Below are the records. List every line holding the word "Ширина".

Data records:
────────────────────────────────────────
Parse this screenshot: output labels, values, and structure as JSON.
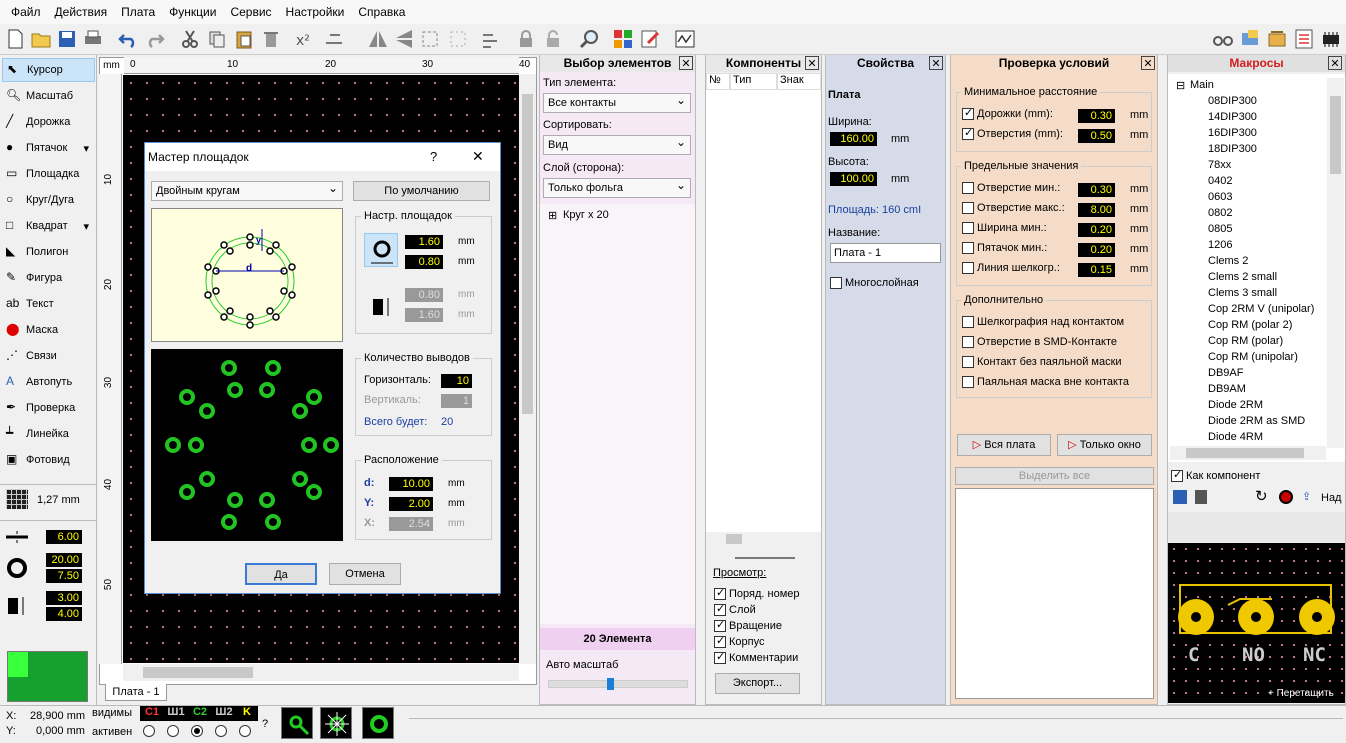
{
  "menu": [
    "Файл",
    "Действия",
    "Плата",
    "Функции",
    "Сервис",
    "Настройки",
    "Справка"
  ],
  "tools": [
    {
      "label": "Курсор",
      "icon": "cursor-icon"
    },
    {
      "label": "Масштаб",
      "icon": "zoom-icon"
    },
    {
      "label": "Дорожка",
      "icon": "track-icon"
    },
    {
      "label": "Пятачок",
      "icon": "pad-icon"
    },
    {
      "label": "Площадка",
      "icon": "smd-pad-icon"
    },
    {
      "label": "Круг/Дуга",
      "icon": "circle-icon"
    },
    {
      "label": "Квадрат",
      "icon": "square-icon"
    },
    {
      "label": "Полигон",
      "icon": "polygon-icon"
    },
    {
      "label": "Фигура",
      "icon": "figure-icon"
    },
    {
      "label": "Текст",
      "icon": "text-icon"
    },
    {
      "label": "Маска",
      "icon": "mask-icon"
    },
    {
      "label": "Связи",
      "icon": "connections-icon"
    },
    {
      "label": "Автопуть",
      "icon": "autoroute-icon"
    },
    {
      "label": "Проверка",
      "icon": "check-icon"
    },
    {
      "label": "Линейка",
      "icon": "ruler-icon"
    },
    {
      "label": "Фотовид",
      "icon": "photo-view-icon"
    }
  ],
  "grid": {
    "value": "1,27 mm"
  },
  "left_values": {
    "track": "6.00",
    "pad_outer": "20.00",
    "pad_inner": "7.50",
    "smd_w": "3.00",
    "smd_h": "4.00"
  },
  "ruler": {
    "unit": "mm",
    "h": [
      "0",
      "10",
      "20",
      "30",
      "40"
    ],
    "v": [
      "10",
      "20",
      "30",
      "40",
      "50"
    ]
  },
  "tab": "Плата - 1",
  "dialog": {
    "title": "Мастер площадок",
    "help": "?",
    "close": "✕",
    "shape": "Двойным кругам",
    "default_btn": "По умолчанию",
    "pad_settings": "Настр. площадок",
    "d_label": "d",
    "y_label": "y",
    "pad1": "1.60",
    "pad2": "0.80",
    "smd1": "0.80",
    "smd2": "1.60",
    "unit": "mm",
    "count_title": "Количество выводов",
    "horiz_label": "Горизонталь:",
    "horiz": "10",
    "vert_label": "Вертикаль:",
    "vert": "1",
    "total_label": "Всего будет:",
    "total": "20",
    "layout_title": "Расположение",
    "d": "d:",
    "d_val": "10.00",
    "y": "Y:",
    "y_val": "2.00",
    "x": "X:",
    "x_val": "2.54",
    "ok": "Да",
    "cancel": "Отмена"
  },
  "select_panel": {
    "title": "Выбор элементов",
    "type_label": "Тип элемента:",
    "type": "Все контакты",
    "sort_label": "Сортировать:",
    "sort": "Вид",
    "layer_label": "Слой (сторона):",
    "layer": "Только фольга",
    "item": "Круг   x 20",
    "count": "20 Элемента",
    "auto": "Авто масштаб"
  },
  "components": {
    "title": "Компоненты",
    "cols": [
      "№",
      "Тип",
      "Знак"
    ],
    "view": "Просмотр:",
    "checks": [
      "Поряд. номер",
      "Слой",
      "Вращение",
      "Корпус",
      "Комментарии"
    ],
    "export": "Экспорт..."
  },
  "props": {
    "title": "Свойства",
    "section": "Плата",
    "width_label": "Ширина:",
    "width": "160.00",
    "height_label": "Высота:",
    "height": "100.00",
    "unit": "mm",
    "area": "Площадь:   160 cmI",
    "name_label": "Название:",
    "name": "Плата - 1",
    "multilayer": "Многослойная"
  },
  "drc": {
    "title": "Проверка условий",
    "min_title": "Минимальное расстояние",
    "min": [
      {
        "label": "Дорожки (mm):",
        "v": "0.30",
        "on": true
      },
      {
        "label": "Отверстия (mm):",
        "v": "0.50",
        "on": true
      }
    ],
    "lim_title": "Предельные значения",
    "lim": [
      {
        "label": "Отверстие мин.:",
        "v": "0.30"
      },
      {
        "label": "Отверстие макс.:",
        "v": "8.00"
      },
      {
        "label": "Ширина мин.:",
        "v": "0.20"
      },
      {
        "label": "Пятачок мин.:",
        "v": "0.20"
      },
      {
        "label": "Линия шелкогр.:",
        "v": "0.15"
      }
    ],
    "extra_title": "Дополнительно",
    "extra": [
      "Шелкография над контактом",
      "Отверстие в SMD-Контакте",
      "Контакт без паяльной маски",
      "Паяльная маска вне контакта"
    ],
    "all": "Вся плата",
    "window": "Только окно",
    "select_all": "Выделить все",
    "unit": "mm"
  },
  "macros": {
    "title": "Макросы",
    "root": "Main",
    "items": [
      "08DIP300",
      "14DIP300",
      "16DIP300",
      "18DIP300",
      "78xx",
      "0402",
      "0603",
      "0802",
      "0805",
      "1206",
      "Clems 2",
      "Clems 2 small",
      "Clems 3 small",
      "Cop 2RM V (unipolar)",
      "Cop RM (polar 2)",
      "Cop RM (polar)",
      "Cop RM (unipolar)",
      "DB9AF",
      "DB9AM",
      "Diode 2RM",
      "Diode 2RM as SMD",
      "Diode 4RM"
    ],
    "as_component": "Как компонент",
    "above": "Над",
    "drag": "+ Перетащить",
    "pins": [
      "C",
      "NO",
      "NC"
    ]
  },
  "status": {
    "x_label": "X:",
    "x": "28,900 mm",
    "y_label": "Y:",
    "y": "0,000 mm",
    "visible": "видимы",
    "active": "активен",
    "layers": [
      "C1",
      "Ш1",
      "C2",
      "Ш2",
      "K"
    ],
    "q": "?"
  }
}
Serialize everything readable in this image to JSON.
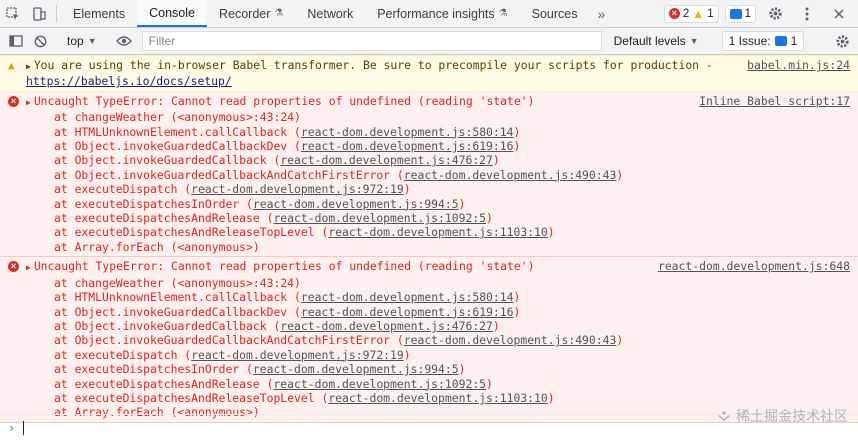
{
  "tabbar": {
    "tabs": [
      {
        "label": "Elements",
        "flask": false
      },
      {
        "label": "Console",
        "flask": false,
        "active": true
      },
      {
        "label": "Recorder",
        "flask": true
      },
      {
        "label": "Network",
        "flask": false
      },
      {
        "label": "Performance insights",
        "flask": true
      },
      {
        "label": "Sources",
        "flask": false
      }
    ],
    "more": "»",
    "errors_count": "2",
    "warnings_count": "1",
    "messages_count": "1"
  },
  "toolbar": {
    "context": "top",
    "filter_placeholder": "Filter",
    "levels": "Default levels",
    "issues_label": "1 Issue:",
    "issues_count": "1"
  },
  "messages": {
    "warning": {
      "text_before_link": "You are using the in-browser Babel transformer. Be sure to precompile your scripts for production - ",
      "link": "https://babeljs.io/docs/setup/",
      "source": "babel.min.js:24"
    },
    "error1": {
      "text": "Uncaught TypeError: Cannot read properties of undefined (reading 'state')",
      "source": "Inline Babel script:17",
      "frames": [
        {
          "fn": "at changeWeather (",
          "loc": "<anonymous>:43:24",
          "end": ")",
          "plain": true
        },
        {
          "fn": "at HTMLUnknownElement.callCallback (",
          "loc": "react-dom.development.js:580:14",
          "end": ")"
        },
        {
          "fn": "at Object.invokeGuardedCallbackDev (",
          "loc": "react-dom.development.js:619:16",
          "end": ")"
        },
        {
          "fn": "at Object.invokeGuardedCallback (",
          "loc": "react-dom.development.js:476:27",
          "end": ")"
        },
        {
          "fn": "at Object.invokeGuardedCallbackAndCatchFirstError (",
          "loc": "react-dom.development.js:490:43",
          "end": ")"
        },
        {
          "fn": "at executeDispatch (",
          "loc": "react-dom.development.js:972:19",
          "end": ")"
        },
        {
          "fn": "at executeDispatchesInOrder (",
          "loc": "react-dom.development.js:994:5",
          "end": ")"
        },
        {
          "fn": "at executeDispatchesAndRelease (",
          "loc": "react-dom.development.js:1092:5",
          "end": ")"
        },
        {
          "fn": "at executeDispatchesAndReleaseTopLevel (",
          "loc": "react-dom.development.js:1103:10",
          "end": ")"
        },
        {
          "fn": "at Array.forEach (",
          "loc": "<anonymous>",
          "end": ")",
          "plain": true
        }
      ]
    },
    "error2": {
      "text": "Uncaught TypeError: Cannot read properties of undefined (reading 'state')",
      "source": "react-dom.development.js:648",
      "frames": [
        {
          "fn": "at changeWeather (",
          "loc": "<anonymous>:43:24",
          "end": ")",
          "plain": true
        },
        {
          "fn": "at HTMLUnknownElement.callCallback (",
          "loc": "react-dom.development.js:580:14",
          "end": ")"
        },
        {
          "fn": "at Object.invokeGuardedCallbackDev (",
          "loc": "react-dom.development.js:619:16",
          "end": ")"
        },
        {
          "fn": "at Object.invokeGuardedCallback (",
          "loc": "react-dom.development.js:476:27",
          "end": ")"
        },
        {
          "fn": "at Object.invokeGuardedCallbackAndCatchFirstError (",
          "loc": "react-dom.development.js:490:43",
          "end": ")"
        },
        {
          "fn": "at executeDispatch (",
          "loc": "react-dom.development.js:972:19",
          "end": ")"
        },
        {
          "fn": "at executeDispatchesInOrder (",
          "loc": "react-dom.development.js:994:5",
          "end": ")"
        },
        {
          "fn": "at executeDispatchesAndRelease (",
          "loc": "react-dom.development.js:1092:5",
          "end": ")"
        },
        {
          "fn": "at executeDispatchesAndReleaseTopLevel (",
          "loc": "react-dom.development.js:1103:10",
          "end": ")"
        },
        {
          "fn": "at Array.forEach (",
          "loc": "<anonymous>",
          "end": ")",
          "plain": true
        }
      ]
    }
  },
  "prompt": {
    "chevron": "›"
  },
  "watermark": "稀土掘金技术社区",
  "colors": {
    "accent": "#1a73e8",
    "error": "#e0261a",
    "error_bg": "#fff0f0",
    "warning_bg": "#fffbe5"
  }
}
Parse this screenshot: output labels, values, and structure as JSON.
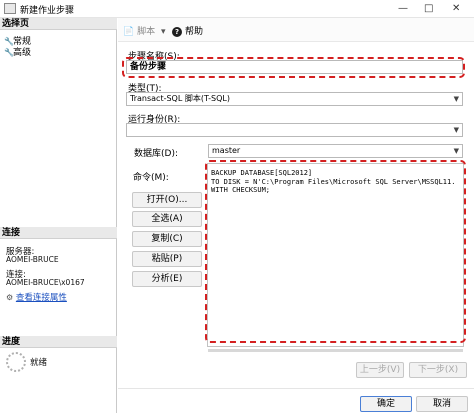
{
  "window": {
    "title": "新建作业步骤",
    "controls": [
      "—",
      "□",
      "✕"
    ]
  },
  "sidebar": {
    "select_page_header": "选择页",
    "pages": [
      {
        "label": "常规"
      },
      {
        "label": "高级"
      }
    ],
    "connection_header": "连接",
    "server_label": "服务器:",
    "server_value": "AOMEI-BRUCE",
    "connection_label": "连接:",
    "connection_value": "AOMEI-BRUCE\\x0167",
    "view_connection_link": "查看连接属性",
    "progress_header": "进度",
    "progress_status": "就绪"
  },
  "toolbar": {
    "script_label": "脚本",
    "help_label": "帮助"
  },
  "form": {
    "step_name_label": "步骤名称(S):",
    "step_name_value": "备份步骤",
    "type_label": "类型(T):",
    "type_value": "Transact-SQL 脚本(T-SQL)",
    "run_as_label": "运行身份(R):",
    "run_as_value": "",
    "database_label": "数据库(D):",
    "database_value": "master",
    "command_label": "命令(M):",
    "command_lines": [
      "BACKUP DATABASE[SQL2012]",
      "TO DISK = N'C:\\Program Files\\Microsoft SQL Server\\MSSQL11.",
      "WITH CHECKSUM;"
    ]
  },
  "buttons": {
    "open": "打开(O)...",
    "select_all": "全选(A)",
    "copy": "复制(C)",
    "paste": "粘贴(P)",
    "parse": "分析(E)",
    "prev_step": "上一步(V)",
    "next_step": "下一步(X)",
    "ok": "确定",
    "cancel": "取消"
  },
  "colors": {
    "highlight": "#d42020",
    "link": "#1a4fbf"
  }
}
────────────────────────────────────────
Answer in full:
    "width_label": "Ширина:",
        "label": "Ширина мин.:",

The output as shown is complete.